== DATASET EXCERPTS ==
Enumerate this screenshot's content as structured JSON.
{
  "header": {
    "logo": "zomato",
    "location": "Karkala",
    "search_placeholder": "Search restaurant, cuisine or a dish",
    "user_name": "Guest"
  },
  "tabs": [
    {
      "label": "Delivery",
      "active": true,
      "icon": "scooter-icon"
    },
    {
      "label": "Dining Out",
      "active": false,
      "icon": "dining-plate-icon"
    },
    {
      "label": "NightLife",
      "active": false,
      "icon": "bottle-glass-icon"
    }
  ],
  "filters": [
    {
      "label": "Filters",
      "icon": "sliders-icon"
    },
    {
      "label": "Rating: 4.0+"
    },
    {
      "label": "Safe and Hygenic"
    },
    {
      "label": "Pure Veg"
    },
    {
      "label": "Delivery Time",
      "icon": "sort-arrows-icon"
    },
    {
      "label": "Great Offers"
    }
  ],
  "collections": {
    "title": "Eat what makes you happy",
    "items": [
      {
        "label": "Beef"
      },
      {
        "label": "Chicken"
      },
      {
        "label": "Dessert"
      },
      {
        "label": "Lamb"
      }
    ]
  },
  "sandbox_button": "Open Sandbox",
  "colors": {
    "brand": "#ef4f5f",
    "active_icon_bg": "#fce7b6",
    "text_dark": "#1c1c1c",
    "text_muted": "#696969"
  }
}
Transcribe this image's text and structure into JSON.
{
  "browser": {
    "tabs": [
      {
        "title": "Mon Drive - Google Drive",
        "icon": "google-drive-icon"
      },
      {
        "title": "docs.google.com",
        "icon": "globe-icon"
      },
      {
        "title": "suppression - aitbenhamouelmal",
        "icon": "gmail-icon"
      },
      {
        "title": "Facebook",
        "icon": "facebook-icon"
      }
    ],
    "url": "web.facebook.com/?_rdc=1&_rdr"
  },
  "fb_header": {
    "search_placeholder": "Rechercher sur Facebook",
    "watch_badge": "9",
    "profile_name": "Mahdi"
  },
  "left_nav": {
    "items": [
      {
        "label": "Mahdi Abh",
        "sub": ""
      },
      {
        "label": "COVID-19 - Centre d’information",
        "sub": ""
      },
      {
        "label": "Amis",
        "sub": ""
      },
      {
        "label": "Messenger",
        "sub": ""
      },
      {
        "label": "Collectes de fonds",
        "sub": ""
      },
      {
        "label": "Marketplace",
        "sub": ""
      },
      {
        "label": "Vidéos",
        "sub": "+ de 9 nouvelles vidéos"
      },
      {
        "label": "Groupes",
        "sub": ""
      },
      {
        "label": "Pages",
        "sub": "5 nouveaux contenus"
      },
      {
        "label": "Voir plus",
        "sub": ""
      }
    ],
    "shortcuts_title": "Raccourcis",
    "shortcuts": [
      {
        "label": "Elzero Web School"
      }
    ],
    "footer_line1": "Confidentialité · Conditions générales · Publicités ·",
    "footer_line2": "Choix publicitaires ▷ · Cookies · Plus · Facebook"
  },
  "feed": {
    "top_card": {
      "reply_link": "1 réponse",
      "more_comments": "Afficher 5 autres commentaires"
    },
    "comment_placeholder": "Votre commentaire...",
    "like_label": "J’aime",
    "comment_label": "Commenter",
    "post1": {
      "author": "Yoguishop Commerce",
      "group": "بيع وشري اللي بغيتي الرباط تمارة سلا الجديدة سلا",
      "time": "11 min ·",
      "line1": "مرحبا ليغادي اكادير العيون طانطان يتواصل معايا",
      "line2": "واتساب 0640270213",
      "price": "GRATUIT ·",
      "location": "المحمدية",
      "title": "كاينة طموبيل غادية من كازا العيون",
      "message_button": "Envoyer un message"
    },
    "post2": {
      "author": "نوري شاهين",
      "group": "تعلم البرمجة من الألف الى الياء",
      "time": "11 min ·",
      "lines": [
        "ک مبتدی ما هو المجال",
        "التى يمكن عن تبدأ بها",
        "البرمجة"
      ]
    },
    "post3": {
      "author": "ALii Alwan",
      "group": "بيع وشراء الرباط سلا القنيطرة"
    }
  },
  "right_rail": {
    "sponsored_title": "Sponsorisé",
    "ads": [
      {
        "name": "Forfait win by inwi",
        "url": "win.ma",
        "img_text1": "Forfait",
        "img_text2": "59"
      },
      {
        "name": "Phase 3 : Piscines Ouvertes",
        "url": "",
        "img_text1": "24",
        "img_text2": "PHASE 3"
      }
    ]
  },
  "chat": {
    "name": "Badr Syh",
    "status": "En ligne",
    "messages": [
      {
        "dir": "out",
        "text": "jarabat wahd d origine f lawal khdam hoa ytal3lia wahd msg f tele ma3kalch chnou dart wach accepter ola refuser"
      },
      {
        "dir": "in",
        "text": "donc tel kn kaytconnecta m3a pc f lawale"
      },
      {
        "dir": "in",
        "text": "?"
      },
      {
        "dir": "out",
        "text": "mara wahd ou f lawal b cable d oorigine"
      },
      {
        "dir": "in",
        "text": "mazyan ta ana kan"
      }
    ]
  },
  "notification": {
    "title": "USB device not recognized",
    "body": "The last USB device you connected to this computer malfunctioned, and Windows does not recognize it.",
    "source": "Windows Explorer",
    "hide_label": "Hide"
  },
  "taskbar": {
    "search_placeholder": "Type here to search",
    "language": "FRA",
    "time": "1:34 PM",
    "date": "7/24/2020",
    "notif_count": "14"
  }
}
===
JOB :: Every line of the data above should be reproduced word for word.

SOLUTION FOR THIS EXERCISE ::
Enumerate this screenshot's content as structured JSON.
{
  "header": {
    "logo": "zomato",
    "location": "Karkala",
    "search_placeholder": "Search restaurant, cuisine or a dish",
    "user_name": "Guest"
  },
  "tabs": [
    {
      "label": "Delivery",
      "active": true,
      "icon": "scooter-icon"
    },
    {
      "label": "Dining Out",
      "active": false,
      "icon": "dining-plate-icon"
    },
    {
      "label": "NightLife",
      "active": false,
      "icon": "bottle-glass-icon"
    }
  ],
  "filters": [
    {
      "label": "Filters",
      "icon": "sliders-icon"
    },
    {
      "label": "Rating: 4.0+"
    },
    {
      "label": "Safe and Hygenic"
    },
    {
      "label": "Pure Veg"
    },
    {
      "label": "Delivery Time",
      "icon": "sort-arrows-icon"
    },
    {
      "label": "Great Offers"
    }
  ],
  "collections": {
    "title": "Eat what makes you happy",
    "items": [
      {
        "label": "Beef"
      },
      {
        "label": "Chicken"
      },
      {
        "label": "Dessert"
      },
      {
        "label": "Lamb"
      }
    ]
  },
  "sandbox_button": "Open Sandbox",
  "colors": {
    "brand": "#ef4f5f",
    "active_icon_bg": "#fce7b6",
    "text_dark": "#1c1c1c",
    "text_muted": "#696969"
  }
}
Transcribe this image's text and structure into JSON.
{
  "browser": {
    "tabs": [
      {
        "title": "Mon Drive - Google Drive",
        "icon": "google-drive-icon"
      },
      {
        "title": "docs.google.com",
        "icon": "globe-icon"
      },
      {
        "title": "suppression - aitbenhamouelmal",
        "icon": "gmail-icon"
      },
      {
        "title": "Facebook",
        "icon": "facebook-icon"
      }
    ],
    "url": "web.facebook.com/?_rdc=1&_rdr"
  },
  "fb_header": {
    "search_placeholder": "Rechercher sur Facebook",
    "watch_badge": "9",
    "profile_name": "Mahdi"
  },
  "left_nav": {
    "items": [
      {
        "label": "Mahdi Abh",
        "sub": ""
      },
      {
        "label": "COVID-19 - Centre d’information",
        "sub": ""
      },
      {
        "label": "Amis",
        "sub": ""
      },
      {
        "label": "Messenger",
        "sub": ""
      },
      {
        "label": "Collectes de fonds",
        "sub": ""
      },
      {
        "label": "Marketplace",
        "sub": ""
      },
      {
        "label": "Vidéos",
        "sub": "+ de 9 nouvelles vidéos"
      },
      {
        "label": "Groupes",
        "sub": ""
      },
      {
        "label": "Pages",
        "sub": "5 nouveaux contenus"
      },
      {
        "label": "Voir plus",
        "sub": ""
      }
    ],
    "shortcuts_title": "Raccourcis",
    "shortcuts": [
      {
        "label": "Elzero Web School"
      }
    ],
    "footer_line1": "Confidentialité · Conditions générales · Publicités ·",
    "footer_line2": "Choix publicitaires ▷ · Cookies · Plus · Facebook"
  },
  "feed": {
    "top_card": {
      "reply_link": "1 réponse",
      "more_comments": "Afficher 5 autres commentaires"
    },
    "comment_placeholder": "Votre commentaire...",
    "like_label": "J’aime",
    "comment_label": "Commenter",
    "post1": {
      "author": "Yoguishop Commerce",
      "group": "بيع وشري اللي بغيتي الرباط تمارة سلا الجديدة سلا",
      "time": "11 min ·",
      "line1": "مرحبا ليغادي اكادير العيون طانطان يتواصل معايا",
      "line2": "واتساب 0640270213",
      "price": "GRATUIT ·",
      "location": "المحمدية",
      "title": "كاينة طموبيل غادية من كازا العيون",
      "message_button": "Envoyer un message"
    },
    "post2": {
      "author": "نوري شاهين",
      "group": "تعلم البرمجة من الألف الى الياء",
      "time": "11 min ·",
      "lines": [
        "ک مبتدی ما هو المجال",
        "التى يمكن عن تبدأ بها",
        "البرمجة"
      ]
    },
    "post3": {
      "author": "ALii Alwan",
      "group": "بيع وشراء الرباط سلا القنيطرة"
    }
  },
  "right_rail": {
    "sponsored_title": "Sponsorisé",
    "ads": [
      {
        "name": "Forfait win by inwi",
        "url": "win.ma",
        "img_text1": "Forfait",
        "img_text2": "59"
      },
      {
        "name": "Phase 3 : Piscines Ouvertes",
        "url": "",
        "img_text1": "24",
        "img_text2": "PHASE 3"
      }
    ]
  },
  "chat": {
    "name": "Badr Syh",
    "status": "En ligne",
    "messages": [
      {
        "dir": "out",
        "text": "jarabat wahd d origine f lawal khdam hoa ytal3lia wahd msg f tele ma3kalch chnou dart wach accepter ola refuser"
      },
      {
        "dir": "in",
        "text": "donc tel kn kaytconnecta m3a pc f lawale"
      },
      {
        "dir": "in",
        "text": "?"
      },
      {
        "dir": "out",
        "text": "mara wahd ou f lawal b cable d oorigine"
      },
      {
        "dir": "in",
        "text": "mazyan ta ana kan"
      }
    ]
  },
  "notification": {
    "title": "USB device not recognized",
    "body": "The last USB device you connected to this computer malfunctioned, and Windows does not recognize it.",
    "source": "Windows Explorer",
    "hide_label": "Hide"
  },
  "taskbar": {
    "search_placeholder": "Type here to search",
    "language": "FRA",
    "time": "1:34 PM",
    "date": "7/24/2020",
    "notif_count": "14"
  }
}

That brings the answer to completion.